Write the records below out again exactly as given, with no images.

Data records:
>> START

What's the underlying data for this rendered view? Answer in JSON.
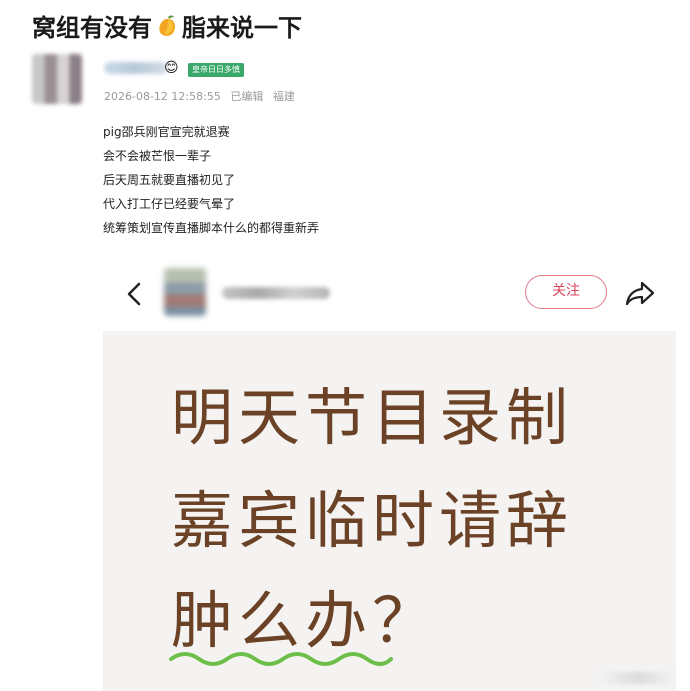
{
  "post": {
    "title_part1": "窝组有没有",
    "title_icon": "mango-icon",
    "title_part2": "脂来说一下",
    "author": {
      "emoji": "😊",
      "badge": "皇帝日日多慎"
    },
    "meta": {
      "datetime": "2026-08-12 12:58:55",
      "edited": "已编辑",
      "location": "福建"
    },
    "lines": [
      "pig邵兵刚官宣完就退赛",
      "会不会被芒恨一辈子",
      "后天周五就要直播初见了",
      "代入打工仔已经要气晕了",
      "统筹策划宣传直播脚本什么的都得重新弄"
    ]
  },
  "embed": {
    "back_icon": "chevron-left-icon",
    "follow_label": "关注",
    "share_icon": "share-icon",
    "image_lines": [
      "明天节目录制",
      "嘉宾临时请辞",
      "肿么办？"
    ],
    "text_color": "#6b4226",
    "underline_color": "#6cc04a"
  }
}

>> END

▶ Exercise result:
What's the underlying data for this rendered view? Answer in JSON.
{
  "post": {
    "title_part1": "窝组有没有",
    "title_icon": "mango-icon",
    "title_part2": "脂来说一下",
    "author": {
      "emoji": "😊",
      "badge": "皇帝日日多慎"
    },
    "meta": {
      "datetime": "2026-08-12 12:58:55",
      "edited": "已编辑",
      "location": "福建"
    },
    "lines": [
      "pig邵兵刚官宣完就退赛",
      "会不会被芒恨一辈子",
      "后天周五就要直播初见了",
      "代入打工仔已经要气晕了",
      "统筹策划宣传直播脚本什么的都得重新弄"
    ]
  },
  "embed": {
    "back_icon": "chevron-left-icon",
    "follow_label": "关注",
    "share_icon": "share-icon",
    "image_lines": [
      "明天节目录制",
      "嘉宾临时请辞",
      "肿么办？"
    ],
    "text_color": "#6b4226",
    "underline_color": "#6cc04a"
  }
}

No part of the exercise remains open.